Short task ->
In the entries that follow, how many lines hold the string "направляющей"? Give only that number.

+===+

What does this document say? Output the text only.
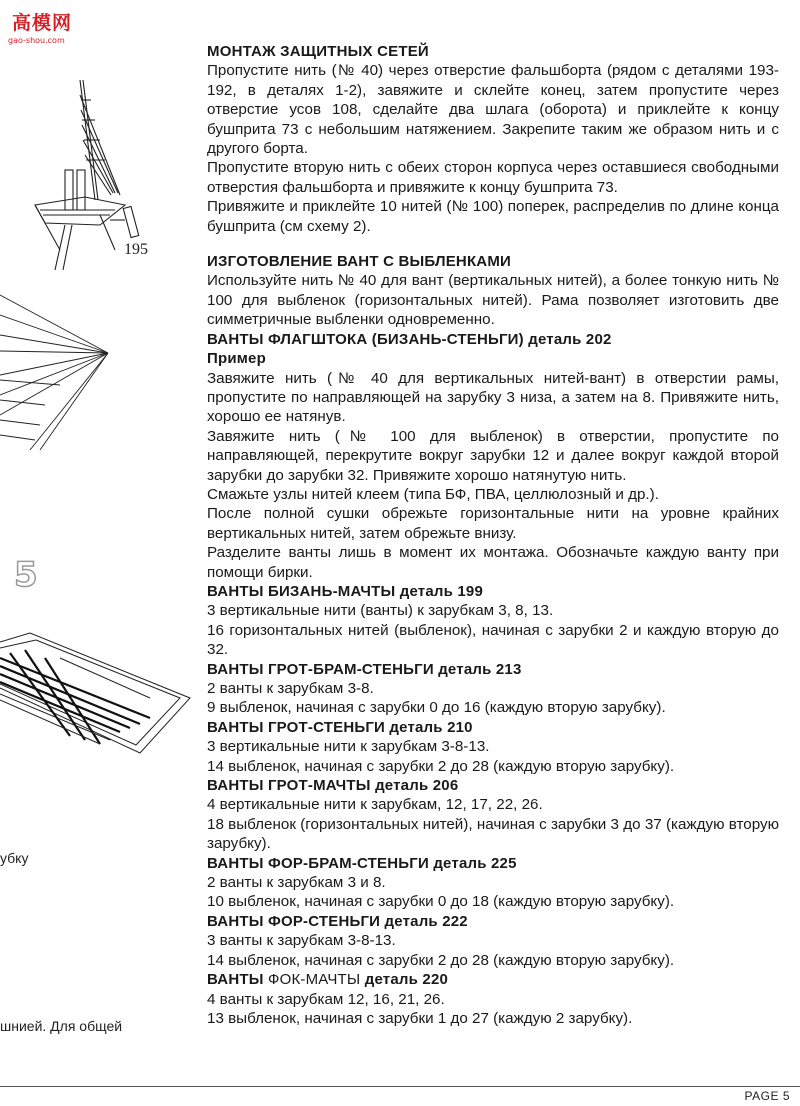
高模网
gao-shou.com
195
5
убку
шнией. Для общей
МОНТАЖ ЗАЩИТНЫХ СЕТЕЙ

Пропустите нить (№ 40) через отверстие фальшборта (рядом с деталями 193-192, в деталях 1-2), завяжите и склейте конец, затем пропустите через отверстие усов 108, сделайте два шлага (оборота) и приклейте к концу бушприта 73 с небольшим натяжением. Закрепите таким же образом нить и с другого борта.

Пропустите вторую нить с обеих сторон корпуса через оставшиеся свободными отверстия фальшборта и привяжите к концу бушприта 73.

Привяжите и приклейте 10 нитей (№ 100) поперек, распределив по длине конца бушприта (см схему 2).

ИЗГОТОВЛЕНИЕ ВАНТ С ВЫБЛЕНКАМИ

Используйте нить № 40 для вант (вертикальных нитей), а более тонкую нить № 100 для выбленок (горизонтальных нитей). Рама позволяет изготовить две симметричные выбленки одновременно.

ВАНТЫ ФЛАГШТОКА (БИЗАНЬ-СТЕНЬГИ) деталь 202
Пример

Завяжите нить (№ 40 для вертикальных нитей-вант) в отверстии рамы, пропустите по направляющей на зарубку 3 низа, а затем на 8. Привяжите нить, хорошо ее натянув.

Завяжите нить (№ 100 для выбленок) в отверстии, пропустите по направляющей, перекрутите вокруг зарубки 12 и далее вокруг каждой второй зарубки до зарубки 32. Привяжите хорошо натянутую нить.

Смажьте узлы нитей клеем (типа БФ, ПВА, целлюлозный и др.).

После полной сушки обрежьте горизонтальные нити на уровне крайних вертикальных нитей, затем обрежьте внизу.

Разделите ванты лишь в момент их монтажа. Обозначьте каждую ванту при помощи бирки.

ВАНТЫ БИЗАНЬ-МАЧТЫ деталь 199

3 вертикальные нити (ванты) к зарубкам 3, 8, 13.

16 горизонтальных нитей (выбленок), начиная с зарубки 2 и каждую вторую до 32.

ВАНТЫ ГРОТ-БРАМ-СТЕНЬГИ деталь 213

2 ванты к зарубкам 3-8.

9 выбленок, начиная с зарубки 0 до 16 (каждую вторую зарубку).

ВАНТЫ ГРОТ-СТЕНЬГИ деталь 210

3 вертикальные нити к зарубкам 3-8-13.

14 выбленок, начиная с зарубки 2 до 28 (каждую вторую зарубку).

ВАНТЫ ГРОТ-МАЧТЫ деталь 206

4 вертикальные нити к зарубкам, 12, 17, 22, 26.

18 выбленок (горизонтальных нитей), начиная с зарубки 3 до 37 (каждую вторую зарубку).

ВАНТЫ ФОР-БРАМ-СТЕНЬГИ деталь 225

2 ванты к зарубкам 3 и 8.

10 выбленок, начиная с зарубки 0 до 18 (каждую вторую зарубку).

ВАНТЫ ФОР-СТЕНЬГИ деталь 222

3 ванты к зарубкам 3-8-13.

14 выбленок, начиная с зарубки 2 до 28 (каждую вторую зарубку).

ВАНТЫ ФОК-МАЧТЫ деталь 220

4 ванты к зарубкам 12, 16, 21, 26.

13 выбленок, начиная с зарубки 1 до 27 (каждую 2 зарубку).

PAGE 5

+===+

Exercise solution ->
2